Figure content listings
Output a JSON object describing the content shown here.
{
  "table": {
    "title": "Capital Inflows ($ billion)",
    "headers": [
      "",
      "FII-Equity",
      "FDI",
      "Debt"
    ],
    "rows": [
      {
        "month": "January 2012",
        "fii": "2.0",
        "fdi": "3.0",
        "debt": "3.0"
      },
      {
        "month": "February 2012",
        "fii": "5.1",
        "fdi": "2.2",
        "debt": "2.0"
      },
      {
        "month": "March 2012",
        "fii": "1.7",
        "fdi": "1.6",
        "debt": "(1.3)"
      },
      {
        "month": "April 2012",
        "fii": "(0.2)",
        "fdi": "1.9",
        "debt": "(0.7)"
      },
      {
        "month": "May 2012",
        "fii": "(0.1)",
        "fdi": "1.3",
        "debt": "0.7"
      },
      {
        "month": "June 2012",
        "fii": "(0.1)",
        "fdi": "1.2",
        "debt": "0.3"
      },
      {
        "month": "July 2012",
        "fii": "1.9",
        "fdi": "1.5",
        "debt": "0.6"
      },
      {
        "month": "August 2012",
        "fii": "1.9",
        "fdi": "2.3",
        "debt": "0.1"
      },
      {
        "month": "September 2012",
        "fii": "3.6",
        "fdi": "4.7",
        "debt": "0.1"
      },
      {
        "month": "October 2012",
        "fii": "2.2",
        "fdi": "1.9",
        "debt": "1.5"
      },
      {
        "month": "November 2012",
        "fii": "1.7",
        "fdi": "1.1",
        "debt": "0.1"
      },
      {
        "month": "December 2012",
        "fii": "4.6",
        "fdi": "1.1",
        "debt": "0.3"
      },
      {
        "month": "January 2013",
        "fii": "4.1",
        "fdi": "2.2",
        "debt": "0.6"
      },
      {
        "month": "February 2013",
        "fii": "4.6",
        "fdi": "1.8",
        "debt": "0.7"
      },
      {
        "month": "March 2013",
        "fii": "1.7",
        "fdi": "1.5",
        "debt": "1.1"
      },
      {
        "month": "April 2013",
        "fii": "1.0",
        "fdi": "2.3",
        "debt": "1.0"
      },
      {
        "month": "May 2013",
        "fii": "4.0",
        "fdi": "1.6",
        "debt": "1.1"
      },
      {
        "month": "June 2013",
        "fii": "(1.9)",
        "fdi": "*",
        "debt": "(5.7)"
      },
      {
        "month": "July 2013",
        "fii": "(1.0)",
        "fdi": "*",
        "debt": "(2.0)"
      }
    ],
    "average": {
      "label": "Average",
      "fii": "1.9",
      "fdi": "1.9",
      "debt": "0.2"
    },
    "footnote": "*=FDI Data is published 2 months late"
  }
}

▶ **WHAT YOU SHOULD DO**
All the data must be duplicated exactly, with nothing added or removed.

▶ **SOLVED PROBLEM**
Output a JSON object describing the content shown here.
{
  "table": {
    "title": "Capital Inflows ($ billion)",
    "headers": [
      "",
      "FII-Equity",
      "FDI",
      "Debt"
    ],
    "rows": [
      {
        "month": "January 2012",
        "fii": "2.0",
        "fdi": "3.0",
        "debt": "3.0"
      },
      {
        "month": "February 2012",
        "fii": "5.1",
        "fdi": "2.2",
        "debt": "2.0"
      },
      {
        "month": "March 2012",
        "fii": "1.7",
        "fdi": "1.6",
        "debt": "(1.3)"
      },
      {
        "month": "April 2012",
        "fii": "(0.2)",
        "fdi": "1.9",
        "debt": "(0.7)"
      },
      {
        "month": "May 2012",
        "fii": "(0.1)",
        "fdi": "1.3",
        "debt": "0.7"
      },
      {
        "month": "June 2012",
        "fii": "(0.1)",
        "fdi": "1.2",
        "debt": "0.3"
      },
      {
        "month": "July 2012",
        "fii": "1.9",
        "fdi": "1.5",
        "debt": "0.6"
      },
      {
        "month": "August 2012",
        "fii": "1.9",
        "fdi": "2.3",
        "debt": "0.1"
      },
      {
        "month": "September 2012",
        "fii": "3.6",
        "fdi": "4.7",
        "debt": "0.1"
      },
      {
        "month": "October 2012",
        "fii": "2.2",
        "fdi": "1.9",
        "debt": "1.5"
      },
      {
        "month": "November 2012",
        "fii": "1.7",
        "fdi": "1.1",
        "debt": "0.1"
      },
      {
        "month": "December 2012",
        "fii": "4.6",
        "fdi": "1.1",
        "debt": "0.3"
      },
      {
        "month": "January 2013",
        "fii": "4.1",
        "fdi": "2.2",
        "debt": "0.6"
      },
      {
        "month": "February 2013",
        "fii": "4.6",
        "fdi": "1.8",
        "debt": "0.7"
      },
      {
        "month": "March 2013",
        "fii": "1.7",
        "fdi": "1.5",
        "debt": "1.1"
      },
      {
        "month": "April 2013",
        "fii": "1.0",
        "fdi": "2.3",
        "debt": "1.0"
      },
      {
        "month": "May 2013",
        "fii": "4.0",
        "fdi": "1.6",
        "debt": "1.1"
      },
      {
        "month": "June 2013",
        "fii": "(1.9)",
        "fdi": "*",
        "debt": "(5.7)"
      },
      {
        "month": "July 2013",
        "fii": "(1.0)",
        "fdi": "*",
        "debt": "(2.0)"
      }
    ],
    "average": {
      "label": "Average",
      "fii": "1.9",
      "fdi": "1.9",
      "debt": "0.2"
    },
    "footnote": "*=FDI Data is published 2 months late"
  }
}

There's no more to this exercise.